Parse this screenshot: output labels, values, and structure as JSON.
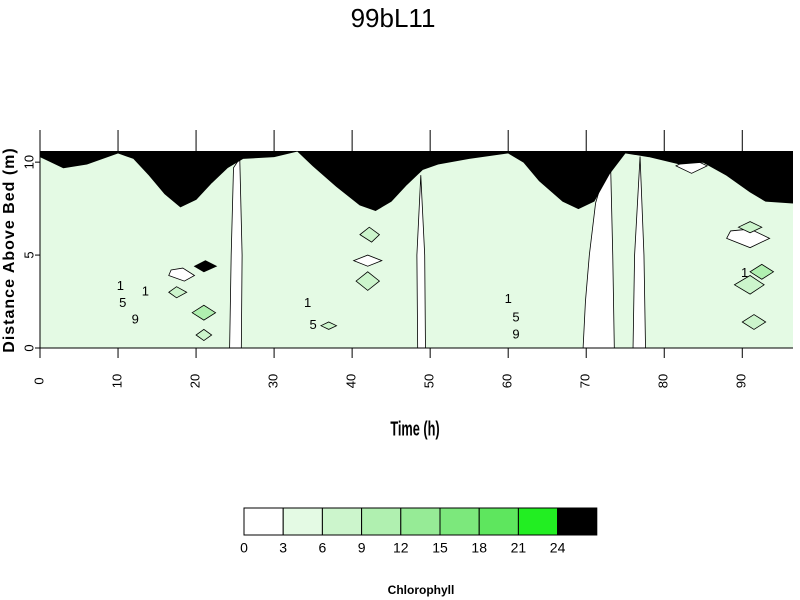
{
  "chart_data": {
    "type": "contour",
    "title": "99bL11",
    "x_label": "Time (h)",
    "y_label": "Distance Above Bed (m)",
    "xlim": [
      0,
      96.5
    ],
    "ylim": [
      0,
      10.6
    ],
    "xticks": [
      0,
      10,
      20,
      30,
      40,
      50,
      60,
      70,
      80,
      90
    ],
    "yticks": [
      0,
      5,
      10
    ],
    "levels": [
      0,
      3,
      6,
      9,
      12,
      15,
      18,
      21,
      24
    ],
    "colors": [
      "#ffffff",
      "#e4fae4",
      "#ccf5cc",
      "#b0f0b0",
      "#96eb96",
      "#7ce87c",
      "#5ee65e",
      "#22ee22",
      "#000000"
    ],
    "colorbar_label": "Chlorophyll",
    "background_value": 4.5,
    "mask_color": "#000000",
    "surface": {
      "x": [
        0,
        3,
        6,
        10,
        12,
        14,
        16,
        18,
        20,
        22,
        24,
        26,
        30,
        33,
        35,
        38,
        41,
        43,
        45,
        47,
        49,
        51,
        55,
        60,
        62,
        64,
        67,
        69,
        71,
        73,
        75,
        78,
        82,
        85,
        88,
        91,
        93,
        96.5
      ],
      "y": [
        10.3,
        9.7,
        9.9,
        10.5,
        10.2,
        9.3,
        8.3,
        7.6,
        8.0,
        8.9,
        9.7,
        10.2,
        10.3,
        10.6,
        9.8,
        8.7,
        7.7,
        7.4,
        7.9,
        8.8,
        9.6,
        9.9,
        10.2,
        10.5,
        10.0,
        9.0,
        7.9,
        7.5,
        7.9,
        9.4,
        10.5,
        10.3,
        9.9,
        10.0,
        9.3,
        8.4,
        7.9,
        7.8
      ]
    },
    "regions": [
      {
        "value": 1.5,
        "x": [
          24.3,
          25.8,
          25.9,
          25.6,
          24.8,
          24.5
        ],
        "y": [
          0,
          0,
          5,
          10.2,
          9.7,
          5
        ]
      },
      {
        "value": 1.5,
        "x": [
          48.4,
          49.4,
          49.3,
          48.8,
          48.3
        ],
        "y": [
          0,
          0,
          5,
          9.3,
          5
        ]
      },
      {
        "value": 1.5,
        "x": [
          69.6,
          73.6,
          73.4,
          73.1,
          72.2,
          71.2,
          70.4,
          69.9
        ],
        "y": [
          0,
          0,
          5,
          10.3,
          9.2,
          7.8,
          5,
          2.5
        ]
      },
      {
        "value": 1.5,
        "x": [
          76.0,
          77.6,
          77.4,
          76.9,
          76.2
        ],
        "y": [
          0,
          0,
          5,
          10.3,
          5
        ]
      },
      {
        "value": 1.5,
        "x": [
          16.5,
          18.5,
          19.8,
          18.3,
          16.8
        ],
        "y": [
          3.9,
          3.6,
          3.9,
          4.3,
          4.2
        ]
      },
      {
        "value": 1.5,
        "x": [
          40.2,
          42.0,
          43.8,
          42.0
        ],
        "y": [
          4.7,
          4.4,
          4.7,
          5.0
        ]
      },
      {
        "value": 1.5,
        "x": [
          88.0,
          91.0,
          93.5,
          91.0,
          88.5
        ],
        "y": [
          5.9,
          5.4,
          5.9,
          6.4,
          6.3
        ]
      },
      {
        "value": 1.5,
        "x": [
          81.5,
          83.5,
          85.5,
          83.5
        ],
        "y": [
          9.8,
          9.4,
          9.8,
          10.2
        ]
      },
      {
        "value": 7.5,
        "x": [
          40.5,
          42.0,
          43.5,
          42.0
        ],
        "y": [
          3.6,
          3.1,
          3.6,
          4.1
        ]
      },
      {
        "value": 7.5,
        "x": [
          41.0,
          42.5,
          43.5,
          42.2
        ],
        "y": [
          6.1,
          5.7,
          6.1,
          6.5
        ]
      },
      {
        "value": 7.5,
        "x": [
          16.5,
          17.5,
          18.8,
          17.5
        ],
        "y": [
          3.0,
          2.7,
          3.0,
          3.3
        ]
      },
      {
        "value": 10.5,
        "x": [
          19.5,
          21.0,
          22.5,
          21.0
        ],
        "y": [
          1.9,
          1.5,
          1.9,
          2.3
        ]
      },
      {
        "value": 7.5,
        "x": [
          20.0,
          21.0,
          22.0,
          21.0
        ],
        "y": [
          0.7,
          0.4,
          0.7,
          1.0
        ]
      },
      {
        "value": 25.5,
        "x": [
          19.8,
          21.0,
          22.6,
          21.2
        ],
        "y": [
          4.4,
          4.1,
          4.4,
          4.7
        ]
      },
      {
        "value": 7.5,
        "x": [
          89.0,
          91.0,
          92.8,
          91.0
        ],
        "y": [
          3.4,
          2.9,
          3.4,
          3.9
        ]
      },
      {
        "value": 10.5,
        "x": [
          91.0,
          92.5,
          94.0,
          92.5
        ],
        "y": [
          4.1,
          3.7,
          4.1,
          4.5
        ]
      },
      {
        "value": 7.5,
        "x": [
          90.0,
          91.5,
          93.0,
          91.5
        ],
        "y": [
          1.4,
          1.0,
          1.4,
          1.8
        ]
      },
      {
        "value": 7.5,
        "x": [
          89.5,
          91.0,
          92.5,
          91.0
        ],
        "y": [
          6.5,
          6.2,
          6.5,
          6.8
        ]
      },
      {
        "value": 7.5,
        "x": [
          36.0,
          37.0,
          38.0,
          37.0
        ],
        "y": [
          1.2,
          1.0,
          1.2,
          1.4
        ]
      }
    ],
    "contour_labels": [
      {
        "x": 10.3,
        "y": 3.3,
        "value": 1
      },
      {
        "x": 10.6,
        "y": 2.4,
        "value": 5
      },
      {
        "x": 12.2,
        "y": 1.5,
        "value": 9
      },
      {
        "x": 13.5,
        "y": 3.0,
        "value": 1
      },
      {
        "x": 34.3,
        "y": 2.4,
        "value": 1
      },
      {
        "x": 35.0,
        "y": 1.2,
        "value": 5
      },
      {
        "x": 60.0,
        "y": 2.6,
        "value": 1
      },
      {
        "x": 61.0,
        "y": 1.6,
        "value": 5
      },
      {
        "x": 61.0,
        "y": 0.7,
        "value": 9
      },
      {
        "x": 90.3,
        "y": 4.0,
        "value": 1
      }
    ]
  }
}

§ **The problem**
Output all of the entries verbatim, leaving out any images.

§ **Output below**
Parse this screenshot: output labels, values, and structure as JSON.
{
  "chart_data": {
    "type": "contour",
    "title": "99bL11",
    "x_label": "Time (h)",
    "y_label": "Distance Above Bed (m)",
    "xlim": [
      0,
      96.5
    ],
    "ylim": [
      0,
      10.6
    ],
    "xticks": [
      0,
      10,
      20,
      30,
      40,
      50,
      60,
      70,
      80,
      90
    ],
    "yticks": [
      0,
      5,
      10
    ],
    "levels": [
      0,
      3,
      6,
      9,
      12,
      15,
      18,
      21,
      24
    ],
    "colors": [
      "#ffffff",
      "#e4fae4",
      "#ccf5cc",
      "#b0f0b0",
      "#96eb96",
      "#7ce87c",
      "#5ee65e",
      "#22ee22",
      "#000000"
    ],
    "colorbar_label": "Chlorophyll",
    "background_value": 4.5,
    "mask_color": "#000000",
    "surface": {
      "x": [
        0,
        3,
        6,
        10,
        12,
        14,
        16,
        18,
        20,
        22,
        24,
        26,
        30,
        33,
        35,
        38,
        41,
        43,
        45,
        47,
        49,
        51,
        55,
        60,
        62,
        64,
        67,
        69,
        71,
        73,
        75,
        78,
        82,
        85,
        88,
        91,
        93,
        96.5
      ],
      "y": [
        10.3,
        9.7,
        9.9,
        10.5,
        10.2,
        9.3,
        8.3,
        7.6,
        8.0,
        8.9,
        9.7,
        10.2,
        10.3,
        10.6,
        9.8,
        8.7,
        7.7,
        7.4,
        7.9,
        8.8,
        9.6,
        9.9,
        10.2,
        10.5,
        10.0,
        9.0,
        7.9,
        7.5,
        7.9,
        9.4,
        10.5,
        10.3,
        9.9,
        10.0,
        9.3,
        8.4,
        7.9,
        7.8
      ]
    },
    "regions": [
      {
        "value": 1.5,
        "x": [
          24.3,
          25.8,
          25.9,
          25.6,
          24.8,
          24.5
        ],
        "y": [
          0,
          0,
          5,
          10.2,
          9.7,
          5
        ]
      },
      {
        "value": 1.5,
        "x": [
          48.4,
          49.4,
          49.3,
          48.8,
          48.3
        ],
        "y": [
          0,
          0,
          5,
          9.3,
          5
        ]
      },
      {
        "value": 1.5,
        "x": [
          69.6,
          73.6,
          73.4,
          73.1,
          72.2,
          71.2,
          70.4,
          69.9
        ],
        "y": [
          0,
          0,
          5,
          10.3,
          9.2,
          7.8,
          5,
          2.5
        ]
      },
      {
        "value": 1.5,
        "x": [
          76.0,
          77.6,
          77.4,
          76.9,
          76.2
        ],
        "y": [
          0,
          0,
          5,
          10.3,
          5
        ]
      },
      {
        "value": 1.5,
        "x": [
          16.5,
          18.5,
          19.8,
          18.3,
          16.8
        ],
        "y": [
          3.9,
          3.6,
          3.9,
          4.3,
          4.2
        ]
      },
      {
        "value": 1.5,
        "x": [
          40.2,
          42.0,
          43.8,
          42.0
        ],
        "y": [
          4.7,
          4.4,
          4.7,
          5.0
        ]
      },
      {
        "value": 1.5,
        "x": [
          88.0,
          91.0,
          93.5,
          91.0,
          88.5
        ],
        "y": [
          5.9,
          5.4,
          5.9,
          6.4,
          6.3
        ]
      },
      {
        "value": 1.5,
        "x": [
          81.5,
          83.5,
          85.5,
          83.5
        ],
        "y": [
          9.8,
          9.4,
          9.8,
          10.2
        ]
      },
      {
        "value": 7.5,
        "x": [
          40.5,
          42.0,
          43.5,
          42.0
        ],
        "y": [
          3.6,
          3.1,
          3.6,
          4.1
        ]
      },
      {
        "value": 7.5,
        "x": [
          41.0,
          42.5,
          43.5,
          42.2
        ],
        "y": [
          6.1,
          5.7,
          6.1,
          6.5
        ]
      },
      {
        "value": 7.5,
        "x": [
          16.5,
          17.5,
          18.8,
          17.5
        ],
        "y": [
          3.0,
          2.7,
          3.0,
          3.3
        ]
      },
      {
        "value": 10.5,
        "x": [
          19.5,
          21.0,
          22.5,
          21.0
        ],
        "y": [
          1.9,
          1.5,
          1.9,
          2.3
        ]
      },
      {
        "value": 7.5,
        "x": [
          20.0,
          21.0,
          22.0,
          21.0
        ],
        "y": [
          0.7,
          0.4,
          0.7,
          1.0
        ]
      },
      {
        "value": 25.5,
        "x": [
          19.8,
          21.0,
          22.6,
          21.2
        ],
        "y": [
          4.4,
          4.1,
          4.4,
          4.7
        ]
      },
      {
        "value": 7.5,
        "x": [
          89.0,
          91.0,
          92.8,
          91.0
        ],
        "y": [
          3.4,
          2.9,
          3.4,
          3.9
        ]
      },
      {
        "value": 10.5,
        "x": [
          91.0,
          92.5,
          94.0,
          92.5
        ],
        "y": [
          4.1,
          3.7,
          4.1,
          4.5
        ]
      },
      {
        "value": 7.5,
        "x": [
          90.0,
          91.5,
          93.0,
          91.5
        ],
        "y": [
          1.4,
          1.0,
          1.4,
          1.8
        ]
      },
      {
        "value": 7.5,
        "x": [
          89.5,
          91.0,
          92.5,
          91.0
        ],
        "y": [
          6.5,
          6.2,
          6.5,
          6.8
        ]
      },
      {
        "value": 7.5,
        "x": [
          36.0,
          37.0,
          38.0,
          37.0
        ],
        "y": [
          1.2,
          1.0,
          1.2,
          1.4
        ]
      }
    ],
    "contour_labels": [
      {
        "x": 10.3,
        "y": 3.3,
        "value": 1
      },
      {
        "x": 10.6,
        "y": 2.4,
        "value": 5
      },
      {
        "x": 12.2,
        "y": 1.5,
        "value": 9
      },
      {
        "x": 13.5,
        "y": 3.0,
        "value": 1
      },
      {
        "x": 34.3,
        "y": 2.4,
        "value": 1
      },
      {
        "x": 35.0,
        "y": 1.2,
        "value": 5
      },
      {
        "x": 60.0,
        "y": 2.6,
        "value": 1
      },
      {
        "x": 61.0,
        "y": 1.6,
        "value": 5
      },
      {
        "x": 61.0,
        "y": 0.7,
        "value": 9
      },
      {
        "x": 90.3,
        "y": 4.0,
        "value": 1
      }
    ]
  }
}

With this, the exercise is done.